begin Provided information
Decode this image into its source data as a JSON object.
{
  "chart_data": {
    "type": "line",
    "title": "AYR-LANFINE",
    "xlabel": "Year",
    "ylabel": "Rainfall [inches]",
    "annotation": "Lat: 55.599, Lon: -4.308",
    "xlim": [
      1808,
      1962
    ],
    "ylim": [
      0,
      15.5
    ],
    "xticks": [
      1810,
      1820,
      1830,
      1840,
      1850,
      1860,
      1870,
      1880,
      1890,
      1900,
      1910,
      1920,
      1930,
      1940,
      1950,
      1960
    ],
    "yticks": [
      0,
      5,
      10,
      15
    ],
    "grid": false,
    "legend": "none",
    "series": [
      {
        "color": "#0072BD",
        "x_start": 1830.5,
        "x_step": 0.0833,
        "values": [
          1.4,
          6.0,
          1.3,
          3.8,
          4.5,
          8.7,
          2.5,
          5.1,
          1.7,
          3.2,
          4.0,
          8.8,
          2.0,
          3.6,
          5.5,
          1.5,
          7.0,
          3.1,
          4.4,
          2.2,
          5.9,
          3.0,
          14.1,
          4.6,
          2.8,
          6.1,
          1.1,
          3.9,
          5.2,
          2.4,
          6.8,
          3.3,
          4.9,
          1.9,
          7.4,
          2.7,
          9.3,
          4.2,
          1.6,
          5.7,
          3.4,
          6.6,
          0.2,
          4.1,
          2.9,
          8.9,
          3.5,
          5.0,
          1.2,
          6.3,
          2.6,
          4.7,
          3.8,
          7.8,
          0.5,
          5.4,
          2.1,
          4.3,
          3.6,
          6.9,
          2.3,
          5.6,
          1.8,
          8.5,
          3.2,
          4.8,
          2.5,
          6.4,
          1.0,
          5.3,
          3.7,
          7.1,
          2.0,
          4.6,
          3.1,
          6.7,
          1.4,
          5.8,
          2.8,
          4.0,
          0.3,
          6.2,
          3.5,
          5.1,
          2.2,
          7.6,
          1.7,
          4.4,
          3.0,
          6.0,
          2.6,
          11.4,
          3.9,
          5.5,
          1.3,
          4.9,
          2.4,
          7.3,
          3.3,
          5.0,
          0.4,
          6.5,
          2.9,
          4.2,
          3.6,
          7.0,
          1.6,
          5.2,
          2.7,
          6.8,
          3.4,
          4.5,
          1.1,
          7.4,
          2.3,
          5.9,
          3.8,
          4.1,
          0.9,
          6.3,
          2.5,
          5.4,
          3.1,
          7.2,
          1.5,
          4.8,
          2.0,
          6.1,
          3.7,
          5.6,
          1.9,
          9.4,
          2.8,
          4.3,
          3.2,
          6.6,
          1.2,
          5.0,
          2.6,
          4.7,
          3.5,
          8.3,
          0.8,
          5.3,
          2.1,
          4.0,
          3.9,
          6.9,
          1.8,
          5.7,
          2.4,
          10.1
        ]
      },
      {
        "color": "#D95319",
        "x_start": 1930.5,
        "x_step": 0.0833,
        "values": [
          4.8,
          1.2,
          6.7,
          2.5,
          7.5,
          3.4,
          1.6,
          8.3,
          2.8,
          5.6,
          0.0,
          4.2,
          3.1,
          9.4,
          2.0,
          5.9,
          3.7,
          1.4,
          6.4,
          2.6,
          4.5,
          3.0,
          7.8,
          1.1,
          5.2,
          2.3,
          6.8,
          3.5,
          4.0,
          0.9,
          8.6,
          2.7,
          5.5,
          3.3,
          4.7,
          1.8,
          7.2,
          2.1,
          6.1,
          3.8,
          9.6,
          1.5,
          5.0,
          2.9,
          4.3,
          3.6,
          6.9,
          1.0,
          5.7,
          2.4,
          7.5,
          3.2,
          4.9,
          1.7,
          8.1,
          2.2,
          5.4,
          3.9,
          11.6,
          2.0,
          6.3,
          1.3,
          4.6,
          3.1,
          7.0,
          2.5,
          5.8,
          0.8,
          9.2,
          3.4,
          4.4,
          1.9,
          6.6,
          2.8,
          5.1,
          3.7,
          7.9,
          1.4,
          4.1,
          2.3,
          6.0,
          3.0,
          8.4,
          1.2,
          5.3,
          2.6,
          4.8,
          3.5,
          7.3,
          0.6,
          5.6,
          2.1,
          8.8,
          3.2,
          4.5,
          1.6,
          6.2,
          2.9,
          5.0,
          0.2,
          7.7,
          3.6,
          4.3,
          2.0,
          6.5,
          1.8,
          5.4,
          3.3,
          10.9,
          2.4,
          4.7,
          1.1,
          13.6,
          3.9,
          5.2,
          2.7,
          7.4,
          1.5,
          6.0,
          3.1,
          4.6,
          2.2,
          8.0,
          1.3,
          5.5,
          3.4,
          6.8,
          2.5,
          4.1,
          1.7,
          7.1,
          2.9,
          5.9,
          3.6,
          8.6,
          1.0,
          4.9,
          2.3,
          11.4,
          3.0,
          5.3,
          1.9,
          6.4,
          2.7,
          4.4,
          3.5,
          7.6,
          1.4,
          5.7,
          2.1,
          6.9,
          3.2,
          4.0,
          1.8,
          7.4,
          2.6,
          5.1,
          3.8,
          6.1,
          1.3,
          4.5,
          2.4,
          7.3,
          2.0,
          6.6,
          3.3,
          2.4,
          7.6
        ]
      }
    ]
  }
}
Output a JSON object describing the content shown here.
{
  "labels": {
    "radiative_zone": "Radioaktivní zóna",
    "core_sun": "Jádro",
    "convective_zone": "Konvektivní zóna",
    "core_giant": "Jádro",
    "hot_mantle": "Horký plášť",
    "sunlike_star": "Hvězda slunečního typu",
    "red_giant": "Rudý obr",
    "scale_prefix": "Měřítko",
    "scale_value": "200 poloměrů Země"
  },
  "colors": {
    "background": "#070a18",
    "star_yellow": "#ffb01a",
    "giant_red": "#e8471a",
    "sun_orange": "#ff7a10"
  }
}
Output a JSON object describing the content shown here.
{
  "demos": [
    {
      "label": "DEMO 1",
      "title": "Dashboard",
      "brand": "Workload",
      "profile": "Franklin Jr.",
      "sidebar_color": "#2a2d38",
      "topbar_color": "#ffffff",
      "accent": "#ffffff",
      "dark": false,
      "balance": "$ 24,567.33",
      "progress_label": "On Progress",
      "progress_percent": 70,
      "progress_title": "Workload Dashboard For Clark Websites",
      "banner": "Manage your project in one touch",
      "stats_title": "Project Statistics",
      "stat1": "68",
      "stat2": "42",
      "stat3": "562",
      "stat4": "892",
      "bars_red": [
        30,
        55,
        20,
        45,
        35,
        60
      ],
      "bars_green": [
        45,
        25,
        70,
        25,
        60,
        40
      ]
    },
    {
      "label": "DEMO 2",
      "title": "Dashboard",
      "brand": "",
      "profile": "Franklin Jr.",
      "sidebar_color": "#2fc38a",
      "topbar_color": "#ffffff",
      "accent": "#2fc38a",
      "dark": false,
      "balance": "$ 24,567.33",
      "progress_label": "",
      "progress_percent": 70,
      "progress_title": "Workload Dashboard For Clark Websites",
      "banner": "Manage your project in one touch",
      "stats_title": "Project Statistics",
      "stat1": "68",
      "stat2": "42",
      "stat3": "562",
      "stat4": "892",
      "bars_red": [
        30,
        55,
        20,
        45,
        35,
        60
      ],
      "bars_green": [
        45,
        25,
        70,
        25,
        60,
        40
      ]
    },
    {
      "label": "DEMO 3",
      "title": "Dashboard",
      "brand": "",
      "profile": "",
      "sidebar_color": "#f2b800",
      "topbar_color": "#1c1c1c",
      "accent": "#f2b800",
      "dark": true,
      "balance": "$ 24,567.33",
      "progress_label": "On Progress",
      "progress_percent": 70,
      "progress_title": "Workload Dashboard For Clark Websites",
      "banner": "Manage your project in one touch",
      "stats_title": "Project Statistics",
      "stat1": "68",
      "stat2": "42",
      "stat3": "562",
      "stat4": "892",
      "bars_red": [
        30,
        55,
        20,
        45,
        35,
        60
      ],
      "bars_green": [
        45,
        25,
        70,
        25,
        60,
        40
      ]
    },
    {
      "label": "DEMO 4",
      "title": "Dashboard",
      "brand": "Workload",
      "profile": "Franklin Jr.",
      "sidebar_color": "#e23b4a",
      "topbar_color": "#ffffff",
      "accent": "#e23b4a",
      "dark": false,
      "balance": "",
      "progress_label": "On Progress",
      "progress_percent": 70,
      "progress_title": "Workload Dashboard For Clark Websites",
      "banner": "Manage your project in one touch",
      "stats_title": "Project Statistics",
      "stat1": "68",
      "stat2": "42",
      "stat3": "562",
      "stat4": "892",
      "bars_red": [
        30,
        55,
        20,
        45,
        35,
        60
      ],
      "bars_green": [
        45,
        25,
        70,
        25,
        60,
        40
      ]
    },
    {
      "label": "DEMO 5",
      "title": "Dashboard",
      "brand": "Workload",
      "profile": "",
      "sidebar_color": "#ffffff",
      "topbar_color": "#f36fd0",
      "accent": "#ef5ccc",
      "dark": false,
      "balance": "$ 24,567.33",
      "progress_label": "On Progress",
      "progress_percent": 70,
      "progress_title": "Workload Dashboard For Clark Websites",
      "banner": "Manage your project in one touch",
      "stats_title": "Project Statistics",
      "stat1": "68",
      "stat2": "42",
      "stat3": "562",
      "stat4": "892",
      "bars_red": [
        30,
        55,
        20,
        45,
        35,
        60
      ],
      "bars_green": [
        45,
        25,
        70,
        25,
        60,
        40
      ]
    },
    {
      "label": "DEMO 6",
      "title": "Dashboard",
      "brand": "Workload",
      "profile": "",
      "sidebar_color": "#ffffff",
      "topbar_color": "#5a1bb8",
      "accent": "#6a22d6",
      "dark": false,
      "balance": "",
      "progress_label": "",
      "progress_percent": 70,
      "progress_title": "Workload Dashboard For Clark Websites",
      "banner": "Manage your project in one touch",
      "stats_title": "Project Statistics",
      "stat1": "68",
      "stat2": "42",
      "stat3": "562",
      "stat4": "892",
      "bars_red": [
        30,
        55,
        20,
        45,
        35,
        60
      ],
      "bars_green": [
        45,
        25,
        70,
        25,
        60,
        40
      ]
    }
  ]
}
end Provided information
> [Goal]:
Copy out the lines in which the string "accent" appears.

> [Solution to this task]:
      "accent": "#ffffff",
      "accent": "#2fc38a",
      "accent": "#f2b800",
      "accent": "#e23b4a",
      "accent": "#ef5ccc",
      "accent": "#6a22d6",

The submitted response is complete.